▶ _Record excerpts_
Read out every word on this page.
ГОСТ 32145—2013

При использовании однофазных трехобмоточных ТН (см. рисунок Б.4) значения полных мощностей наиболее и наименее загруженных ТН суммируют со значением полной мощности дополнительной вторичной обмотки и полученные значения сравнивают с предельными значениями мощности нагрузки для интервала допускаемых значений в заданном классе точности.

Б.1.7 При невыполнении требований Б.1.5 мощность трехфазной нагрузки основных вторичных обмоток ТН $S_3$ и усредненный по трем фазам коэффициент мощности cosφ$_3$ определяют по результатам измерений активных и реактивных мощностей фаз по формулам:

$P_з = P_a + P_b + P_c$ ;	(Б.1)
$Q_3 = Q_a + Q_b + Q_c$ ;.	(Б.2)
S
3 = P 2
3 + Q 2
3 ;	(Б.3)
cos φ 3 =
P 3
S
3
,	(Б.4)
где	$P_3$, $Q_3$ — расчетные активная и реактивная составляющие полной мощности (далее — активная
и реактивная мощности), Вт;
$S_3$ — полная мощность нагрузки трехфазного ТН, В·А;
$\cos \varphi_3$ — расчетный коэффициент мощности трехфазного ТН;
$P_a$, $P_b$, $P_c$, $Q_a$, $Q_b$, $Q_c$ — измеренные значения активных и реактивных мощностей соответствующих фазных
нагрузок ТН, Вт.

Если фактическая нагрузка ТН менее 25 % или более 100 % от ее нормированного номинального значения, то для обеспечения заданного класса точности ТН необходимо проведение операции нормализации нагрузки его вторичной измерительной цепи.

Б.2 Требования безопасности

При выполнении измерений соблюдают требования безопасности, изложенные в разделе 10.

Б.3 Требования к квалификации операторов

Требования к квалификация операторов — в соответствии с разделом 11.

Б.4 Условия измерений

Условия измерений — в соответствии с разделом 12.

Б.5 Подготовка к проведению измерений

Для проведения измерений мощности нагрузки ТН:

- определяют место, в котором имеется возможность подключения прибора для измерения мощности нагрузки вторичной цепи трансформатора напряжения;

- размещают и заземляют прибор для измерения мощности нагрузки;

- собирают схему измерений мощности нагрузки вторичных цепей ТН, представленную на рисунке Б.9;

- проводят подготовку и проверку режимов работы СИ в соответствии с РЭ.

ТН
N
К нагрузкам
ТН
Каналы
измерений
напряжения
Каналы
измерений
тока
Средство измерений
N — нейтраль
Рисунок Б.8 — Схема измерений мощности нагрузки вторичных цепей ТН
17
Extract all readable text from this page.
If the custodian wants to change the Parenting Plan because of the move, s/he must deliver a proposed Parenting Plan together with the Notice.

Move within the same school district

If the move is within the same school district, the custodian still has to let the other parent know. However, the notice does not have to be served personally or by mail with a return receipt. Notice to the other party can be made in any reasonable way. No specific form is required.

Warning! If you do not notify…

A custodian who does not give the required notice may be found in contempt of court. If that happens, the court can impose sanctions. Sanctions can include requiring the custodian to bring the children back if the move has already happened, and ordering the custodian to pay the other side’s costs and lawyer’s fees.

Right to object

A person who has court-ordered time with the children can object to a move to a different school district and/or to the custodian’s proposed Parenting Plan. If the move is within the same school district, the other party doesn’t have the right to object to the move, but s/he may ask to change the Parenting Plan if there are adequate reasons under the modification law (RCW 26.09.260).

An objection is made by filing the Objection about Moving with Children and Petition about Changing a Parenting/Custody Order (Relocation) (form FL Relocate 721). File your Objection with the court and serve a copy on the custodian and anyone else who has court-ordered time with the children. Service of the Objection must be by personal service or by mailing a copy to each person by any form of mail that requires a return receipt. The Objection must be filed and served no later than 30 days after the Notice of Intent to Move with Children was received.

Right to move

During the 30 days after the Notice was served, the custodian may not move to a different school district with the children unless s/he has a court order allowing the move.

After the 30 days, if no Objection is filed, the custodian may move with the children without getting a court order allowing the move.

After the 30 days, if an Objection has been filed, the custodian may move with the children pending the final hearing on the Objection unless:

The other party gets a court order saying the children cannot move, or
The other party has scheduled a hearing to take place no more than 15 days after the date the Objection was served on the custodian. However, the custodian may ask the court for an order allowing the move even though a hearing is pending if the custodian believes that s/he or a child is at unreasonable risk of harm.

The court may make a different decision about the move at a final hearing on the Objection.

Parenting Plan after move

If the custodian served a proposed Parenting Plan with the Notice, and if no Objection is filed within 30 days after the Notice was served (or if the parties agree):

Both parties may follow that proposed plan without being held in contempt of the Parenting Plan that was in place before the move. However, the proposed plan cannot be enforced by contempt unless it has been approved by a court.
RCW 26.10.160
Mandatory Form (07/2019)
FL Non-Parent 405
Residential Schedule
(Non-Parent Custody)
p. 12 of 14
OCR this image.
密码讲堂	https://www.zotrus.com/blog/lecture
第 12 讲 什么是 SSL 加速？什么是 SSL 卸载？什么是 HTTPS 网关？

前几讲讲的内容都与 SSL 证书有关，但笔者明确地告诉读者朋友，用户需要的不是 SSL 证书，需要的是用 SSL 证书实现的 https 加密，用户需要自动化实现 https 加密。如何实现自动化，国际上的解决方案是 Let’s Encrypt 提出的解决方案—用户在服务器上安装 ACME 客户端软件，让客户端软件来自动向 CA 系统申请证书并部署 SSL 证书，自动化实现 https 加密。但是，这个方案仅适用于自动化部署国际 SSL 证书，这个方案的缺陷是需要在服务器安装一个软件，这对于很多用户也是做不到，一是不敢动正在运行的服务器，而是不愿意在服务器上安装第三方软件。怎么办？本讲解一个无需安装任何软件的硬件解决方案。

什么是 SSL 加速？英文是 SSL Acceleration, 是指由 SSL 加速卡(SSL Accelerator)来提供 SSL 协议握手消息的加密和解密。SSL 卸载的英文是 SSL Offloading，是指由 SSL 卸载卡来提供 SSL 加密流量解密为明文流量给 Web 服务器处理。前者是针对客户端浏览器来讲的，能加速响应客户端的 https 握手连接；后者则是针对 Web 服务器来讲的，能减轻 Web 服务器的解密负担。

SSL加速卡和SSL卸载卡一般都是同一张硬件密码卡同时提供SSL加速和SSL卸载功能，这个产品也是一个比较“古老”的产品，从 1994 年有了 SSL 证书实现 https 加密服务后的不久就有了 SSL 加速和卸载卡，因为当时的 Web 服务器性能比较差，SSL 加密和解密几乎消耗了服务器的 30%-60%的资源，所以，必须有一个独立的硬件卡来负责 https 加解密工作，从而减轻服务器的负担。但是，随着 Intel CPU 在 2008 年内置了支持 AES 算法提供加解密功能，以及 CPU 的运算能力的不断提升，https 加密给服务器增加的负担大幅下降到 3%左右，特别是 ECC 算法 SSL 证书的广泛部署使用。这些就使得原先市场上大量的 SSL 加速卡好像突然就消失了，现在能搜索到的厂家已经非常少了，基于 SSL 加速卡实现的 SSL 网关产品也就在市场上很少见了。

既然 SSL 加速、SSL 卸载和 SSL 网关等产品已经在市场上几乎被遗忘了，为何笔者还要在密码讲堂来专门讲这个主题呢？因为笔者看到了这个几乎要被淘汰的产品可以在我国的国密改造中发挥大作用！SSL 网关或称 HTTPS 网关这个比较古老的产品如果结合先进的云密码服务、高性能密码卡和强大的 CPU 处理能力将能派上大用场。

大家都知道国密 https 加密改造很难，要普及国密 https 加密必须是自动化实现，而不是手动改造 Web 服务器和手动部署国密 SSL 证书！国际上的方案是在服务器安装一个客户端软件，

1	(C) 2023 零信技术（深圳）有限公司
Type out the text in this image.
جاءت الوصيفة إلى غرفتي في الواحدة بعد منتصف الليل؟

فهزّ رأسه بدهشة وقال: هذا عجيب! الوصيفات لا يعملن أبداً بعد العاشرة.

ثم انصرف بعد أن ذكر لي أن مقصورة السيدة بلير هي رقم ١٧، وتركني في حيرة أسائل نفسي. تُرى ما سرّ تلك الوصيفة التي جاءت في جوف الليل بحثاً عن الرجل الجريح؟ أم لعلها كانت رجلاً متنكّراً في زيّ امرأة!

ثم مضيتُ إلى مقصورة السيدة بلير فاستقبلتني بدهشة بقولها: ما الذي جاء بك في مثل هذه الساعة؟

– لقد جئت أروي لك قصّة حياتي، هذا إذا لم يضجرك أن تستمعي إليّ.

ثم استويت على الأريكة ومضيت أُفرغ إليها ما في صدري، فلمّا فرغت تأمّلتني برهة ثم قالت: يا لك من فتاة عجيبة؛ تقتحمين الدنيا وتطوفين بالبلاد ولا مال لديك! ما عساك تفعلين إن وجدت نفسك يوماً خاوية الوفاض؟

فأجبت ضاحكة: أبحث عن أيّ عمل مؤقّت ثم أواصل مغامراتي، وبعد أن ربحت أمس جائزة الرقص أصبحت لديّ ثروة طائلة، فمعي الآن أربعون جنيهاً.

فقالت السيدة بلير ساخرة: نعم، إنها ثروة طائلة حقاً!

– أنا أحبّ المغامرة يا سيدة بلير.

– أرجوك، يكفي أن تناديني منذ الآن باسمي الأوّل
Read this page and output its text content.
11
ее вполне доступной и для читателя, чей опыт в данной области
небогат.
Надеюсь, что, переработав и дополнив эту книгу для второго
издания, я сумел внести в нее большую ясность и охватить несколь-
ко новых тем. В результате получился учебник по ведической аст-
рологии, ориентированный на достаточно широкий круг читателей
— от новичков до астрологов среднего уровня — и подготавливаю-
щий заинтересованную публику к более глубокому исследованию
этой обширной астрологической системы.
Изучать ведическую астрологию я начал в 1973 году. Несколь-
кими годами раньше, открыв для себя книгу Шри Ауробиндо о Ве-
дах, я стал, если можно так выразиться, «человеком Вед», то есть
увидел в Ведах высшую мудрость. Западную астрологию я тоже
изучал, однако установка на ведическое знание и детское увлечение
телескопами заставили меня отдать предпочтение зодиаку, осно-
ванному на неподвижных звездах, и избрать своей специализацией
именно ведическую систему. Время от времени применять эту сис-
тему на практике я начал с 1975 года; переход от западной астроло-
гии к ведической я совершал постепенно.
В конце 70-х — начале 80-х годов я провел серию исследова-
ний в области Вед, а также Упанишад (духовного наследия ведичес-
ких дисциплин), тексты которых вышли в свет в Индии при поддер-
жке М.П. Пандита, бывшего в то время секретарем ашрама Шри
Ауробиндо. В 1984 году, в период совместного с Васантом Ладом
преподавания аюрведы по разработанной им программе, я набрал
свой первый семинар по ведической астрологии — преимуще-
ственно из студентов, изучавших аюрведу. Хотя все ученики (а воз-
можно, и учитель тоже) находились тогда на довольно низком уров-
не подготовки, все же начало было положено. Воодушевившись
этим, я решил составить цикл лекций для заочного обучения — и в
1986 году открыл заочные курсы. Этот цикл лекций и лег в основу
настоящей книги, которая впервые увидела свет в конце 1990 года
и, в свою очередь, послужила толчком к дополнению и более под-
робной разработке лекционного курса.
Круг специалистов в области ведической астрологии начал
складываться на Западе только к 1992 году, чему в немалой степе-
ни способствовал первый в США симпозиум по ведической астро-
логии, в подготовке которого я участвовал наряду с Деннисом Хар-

▶ _Task goal_
Collect every line from the records above that contains the word "الليل".

▶ _Correct output_
جاءت الوصيفة إلى غرفتي في الواحدة بعد منتصف الليل؟
ثم انصرف بعد أن ذكر لي أن مقصورة السيدة بلير هي رقم ١٧، وتركني في حيرة أسائل نفسي. تُرى ما سرّ تلك الوصيفة التي جاءت في جوف الليل بحثاً عن الرجل الجريح؟ أم لعلها كانت رجلاً متنكّراً في زيّ امرأة!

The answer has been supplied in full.